◆ VORLIEGENDER TEXT:
* * *

Vom Königsberger Philosophen ist es nur ein kleiner Schritt zu G.W.F. Hegel. Gottseidank, muss man sagen. Dass wir allerdings ausgerechnet einem Preußen die flexible Handhabung scheinbar kategorischer Imperative verdanken, ist natürlich schon ganz besonders feine Ironie aus Sicht eines Österreichers. Laut Hegel ist denn auch die Kunst der Dialektik nichts anderes als "der Gang des Geistes in seiner Selbsterfassung". Das klingt jetzt vielleicht etwas kompliziert und hochgestochen, sagt aber auch nichts wesentlich anderes, als dass alles stetig fließt, wie es ausgerechnet ein Grieche einmal anschaulich auf den Punkt gebracht hat.

Natürlich weiß jeder österreichische Politiker über den unermesslichen Wert einer umfassenden Bildung bestens Bescheid. Das ist nämlich ganz ähnlich wie die leidige Sache mit dem Geld: Man muss schon rechtzeitig darauf schauen, dass man es hat, wenn man es braucht. Und brauchen kann man die angewandte höhere Philosophie in der heimischen Politik öfter, als sich der gemeine Bürger gemeinhin vorzustellen vermag.

Wie das funktioniert, lässt sich wunderbar am zeitlos aktuellen und allseits beliebten Thema der "politischen Verantwortung" illustrieren: Für jeden Politiker, der etwas auf sich hält, ist es selbstverständlich, Verantwortung zu übernehmen. Wozu sonst auch leben wir in einer Demokratie.

* * *

◆ AUFGABENLISTE:
- a) Nenne alle Herkunfts- und Nationalitätsbezeichnungen, die im Text über Hegel und die österreichische Politik vorkommen, jeweils in der dort verwendeten Form.
- b) Führe den Text über Hegel und die österreichische Politik im selben Ton ab seinem letzten Satz weiter.

◆ BEREITGESTELLTE DATEN:
* * *

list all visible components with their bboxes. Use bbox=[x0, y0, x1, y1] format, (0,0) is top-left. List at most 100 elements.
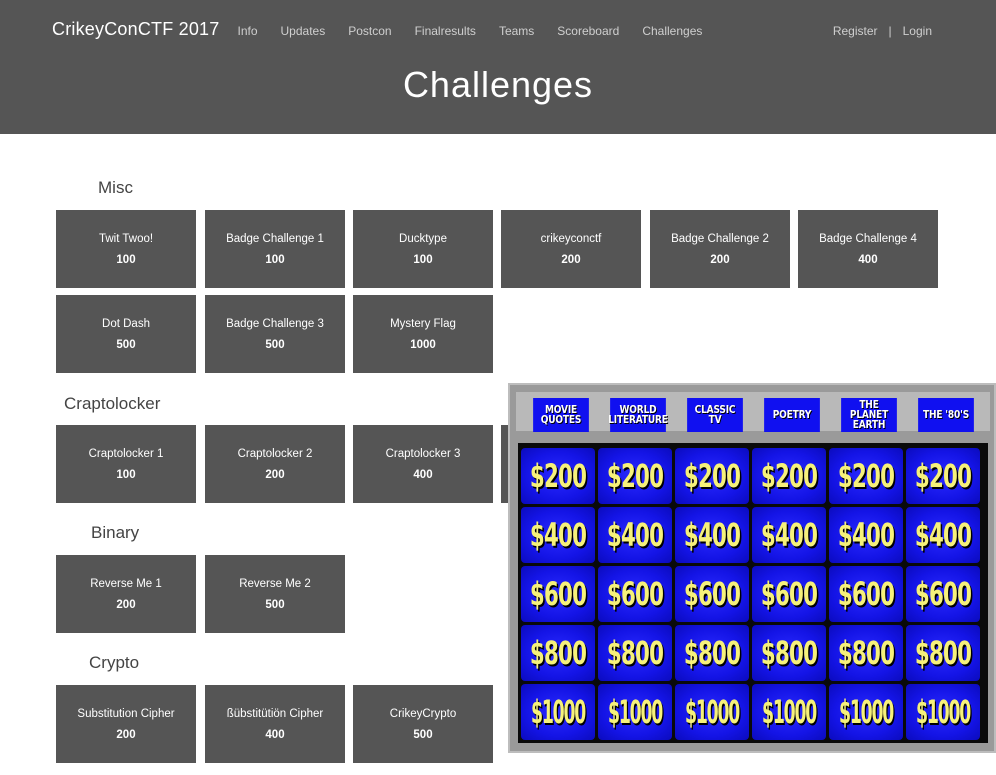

* * *

◆ ERGEBNISSE IN REIHENFOLGE:
- a) Königsberger, Preußen, Österreichers, Grieche, österreichische

- b)
Das ist natürlich sehr viel leichter gesagt als getan, lauern doch auf dem steinigen Weg der politischen Verantwortlichkeit quasi hinter jeder Ecke Fallstricke. Wer sich hier nicht vorsieht, um den kann es ganz schnell ziemlich einsam werden. Und dann kann es durchaus passieren, dass man mit der politischen Verantwortung ganz alleine überbleibt. Wer das will, kann kein Guter und also nur von der Opposition sein. Wahlweise kommt natürlich auch der Koalitionspartner infrage. Erkennen tut man die Schurken daran, dass sie immer die anderen auffordern, doch bitte endlich die politische Verantwortung zu übernehmen, was nichts anderes bedeutet, als dass der Betreffende gefälligst den Hut zu nehmen habe.

Wer bleiben will, muss deshalb tunlichst betonen, dass es jetzt - im Sinne der Bürger, der Republik und der Aufklärung - doch bitte zuerst darum gehe, die Verantwortung zu übernehmen. Letzte Hoffnung eines Verantwortungsträgers ist es demnach, bis zum bitteren Ende aller Aufklärung doch noch einen anderen Sündenbock zu finden.

Und bis es so weit ist, kann ein bisschen Philosophie die Karriere retten.